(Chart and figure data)
** START **
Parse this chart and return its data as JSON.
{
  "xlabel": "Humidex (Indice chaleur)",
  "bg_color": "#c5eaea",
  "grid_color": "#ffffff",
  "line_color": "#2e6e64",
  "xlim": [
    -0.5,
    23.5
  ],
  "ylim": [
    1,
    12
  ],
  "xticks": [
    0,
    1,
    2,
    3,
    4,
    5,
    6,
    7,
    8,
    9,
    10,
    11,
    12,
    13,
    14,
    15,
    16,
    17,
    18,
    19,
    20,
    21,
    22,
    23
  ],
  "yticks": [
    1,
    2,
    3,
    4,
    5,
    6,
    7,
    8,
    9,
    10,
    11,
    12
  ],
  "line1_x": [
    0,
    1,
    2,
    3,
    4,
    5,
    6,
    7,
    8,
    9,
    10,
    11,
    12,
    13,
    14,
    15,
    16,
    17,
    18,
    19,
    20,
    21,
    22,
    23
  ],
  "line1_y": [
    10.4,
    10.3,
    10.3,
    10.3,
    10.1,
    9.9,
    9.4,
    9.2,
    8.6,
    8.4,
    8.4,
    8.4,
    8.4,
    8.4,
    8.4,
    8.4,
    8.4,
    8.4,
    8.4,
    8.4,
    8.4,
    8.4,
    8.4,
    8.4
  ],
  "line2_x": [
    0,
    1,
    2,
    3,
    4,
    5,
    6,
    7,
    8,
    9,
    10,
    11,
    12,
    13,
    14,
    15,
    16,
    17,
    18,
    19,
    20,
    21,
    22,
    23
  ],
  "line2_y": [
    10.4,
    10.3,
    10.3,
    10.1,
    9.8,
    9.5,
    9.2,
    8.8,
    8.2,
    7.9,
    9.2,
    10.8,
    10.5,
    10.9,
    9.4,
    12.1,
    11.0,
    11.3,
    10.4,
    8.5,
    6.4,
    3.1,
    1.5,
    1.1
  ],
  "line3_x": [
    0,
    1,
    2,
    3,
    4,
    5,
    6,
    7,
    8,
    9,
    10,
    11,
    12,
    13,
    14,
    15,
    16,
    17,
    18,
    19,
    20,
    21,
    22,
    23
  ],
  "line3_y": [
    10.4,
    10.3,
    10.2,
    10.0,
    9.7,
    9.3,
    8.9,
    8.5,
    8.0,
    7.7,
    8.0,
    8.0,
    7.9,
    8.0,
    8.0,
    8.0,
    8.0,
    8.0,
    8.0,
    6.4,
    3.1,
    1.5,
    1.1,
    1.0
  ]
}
** END **
#### CHALLENGE
Extract every record. Keep wording exact.

#### REPLY
Parse this chart and return its data as JSON.
{
  "xlabel": "Humidex (Indice chaleur)",
  "bg_color": "#c5eaea",
  "grid_color": "#ffffff",
  "line_color": "#2e6e64",
  "xlim": [
    -0.5,
    23.5
  ],
  "ylim": [
    1,
    12
  ],
  "xticks": [
    0,
    1,
    2,
    3,
    4,
    5,
    6,
    7,
    8,
    9,
    10,
    11,
    12,
    13,
    14,
    15,
    16,
    17,
    18,
    19,
    20,
    21,
    22,
    23
  ],
  "yticks": [
    1,
    2,
    3,
    4,
    5,
    6,
    7,
    8,
    9,
    10,
    11,
    12
  ],
  "line1_x": [
    0,
    1,
    2,
    3,
    4,
    5,
    6,
    7,
    8,
    9,
    10,
    11,
    12,
    13,
    14,
    15,
    16,
    17,
    18,
    19,
    20,
    21,
    22,
    23
  ],
  "line1_y": [
    10.4,
    10.3,
    10.3,
    10.3,
    10.1,
    9.9,
    9.4,
    9.2,
    8.6,
    8.4,
    8.4,
    8.4,
    8.4,
    8.4,
    8.4,
    8.4,
    8.4,
    8.4,
    8.4,
    8.4,
    8.4,
    8.4,
    8.4,
    8.4
  ],
  "line2_x": [
    0,
    1,
    2,
    3,
    4,
    5,
    6,
    7,
    8,
    9,
    10,
    11,
    12,
    13,
    14,
    15,
    16,
    17,
    18,
    19,
    20,
    21,
    22,
    23
  ],
  "line2_y": [
    10.4,
    10.3,
    10.3,
    10.1,
    9.8,
    9.5,
    9.2,
    8.8,
    8.2,
    7.9,
    9.2,
    10.8,
    10.5,
    10.9,
    9.4,
    12.1,
    11.0,
    11.3,
    10.4,
    8.5,
    6.4,
    3.1,
    1.5,
    1.1
  ],
  "line3_x": [
    0,
    1,
    2,
    3,
    4,
    5,
    6,
    7,
    8,
    9,
    10,
    11,
    12,
    13,
    14,
    15,
    16,
    17,
    18,
    19,
    20,
    21,
    22,
    23
  ],
  "line3_y": [
    10.4,
    10.3,
    10.2,
    10.0,
    9.7,
    9.3,
    8.9,
    8.5,
    8.0,
    7.7,
    8.0,
    8.0,
    7.9,
    8.0,
    8.0,
    8.0,
    8.0,
    8.0,
    8.0,
    6.4,
    3.1,
    1.5,
    1.1,
    1.0
  ]
}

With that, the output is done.